Lines of data:
------------------------
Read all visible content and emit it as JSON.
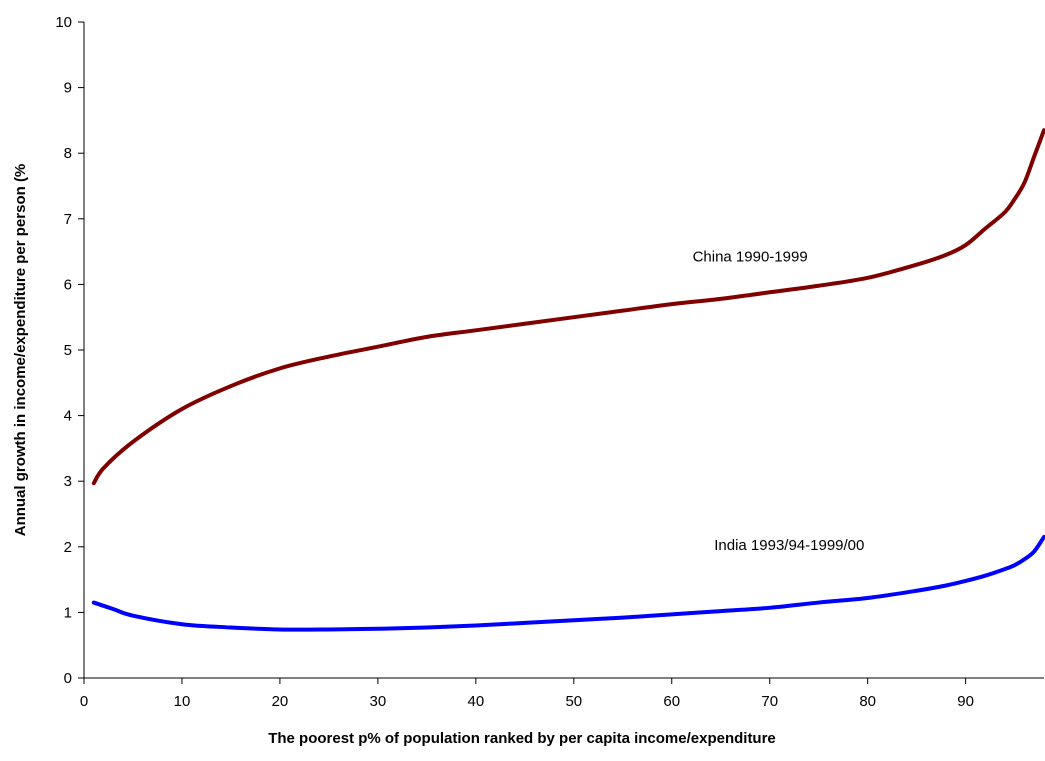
{
  "chart_data": {
    "type": "line",
    "title": "",
    "xlabel": "The poorest p% of population ranked by per capita income/expenditure",
    "ylabel": "Annual growth in income/expenditure per person (%",
    "xlim": [
      0,
      98
    ],
    "ylim": [
      0,
      10
    ],
    "xticks": [
      "0",
      "10",
      "20",
      "30",
      "40",
      "50",
      "60",
      "70",
      "80",
      "90"
    ],
    "yticks": [
      "0",
      "1",
      "2",
      "3",
      "4",
      "5",
      "6",
      "7",
      "8",
      "9",
      "10"
    ],
    "grid": false,
    "legend": "none",
    "series": [
      {
        "name": "China 1990-1999",
        "color": "#800000",
        "x": [
          1,
          2,
          5,
          10,
          15,
          20,
          25,
          30,
          35,
          40,
          45,
          50,
          55,
          60,
          65,
          70,
          75,
          80,
          85,
          88,
          90,
          92,
          94,
          95,
          96,
          97,
          98
        ],
        "y": [
          2.97,
          3.2,
          3.6,
          4.1,
          4.45,
          4.72,
          4.9,
          5.05,
          5.2,
          5.3,
          5.4,
          5.5,
          5.6,
          5.7,
          5.78,
          5.88,
          5.98,
          6.1,
          6.3,
          6.45,
          6.6,
          6.85,
          7.1,
          7.3,
          7.55,
          7.95,
          8.35
        ]
      },
      {
        "name": "India 1993/94-1999/00",
        "color": "#0000ff",
        "x": [
          1,
          3,
          5,
          10,
          15,
          20,
          25,
          30,
          35,
          40,
          45,
          50,
          55,
          60,
          65,
          70,
          75,
          80,
          85,
          88,
          90,
          92,
          94,
          95,
          96,
          97,
          98
        ],
        "y": [
          1.15,
          1.05,
          0.95,
          0.82,
          0.77,
          0.74,
          0.74,
          0.75,
          0.77,
          0.8,
          0.84,
          0.88,
          0.92,
          0.97,
          1.02,
          1.07,
          1.15,
          1.22,
          1.33,
          1.41,
          1.48,
          1.56,
          1.66,
          1.72,
          1.81,
          1.93,
          2.15
        ]
      }
    ],
    "annotations": [
      {
        "text": "China 1990-1999",
        "x": 68,
        "y": 6.35
      },
      {
        "text": "India 1993/94-1999/00",
        "x": 72,
        "y": 1.95
      }
    ]
  }
}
------------------------
Reply with one number only: how many lines of the listing hold "China"?

> _Expected answer_
2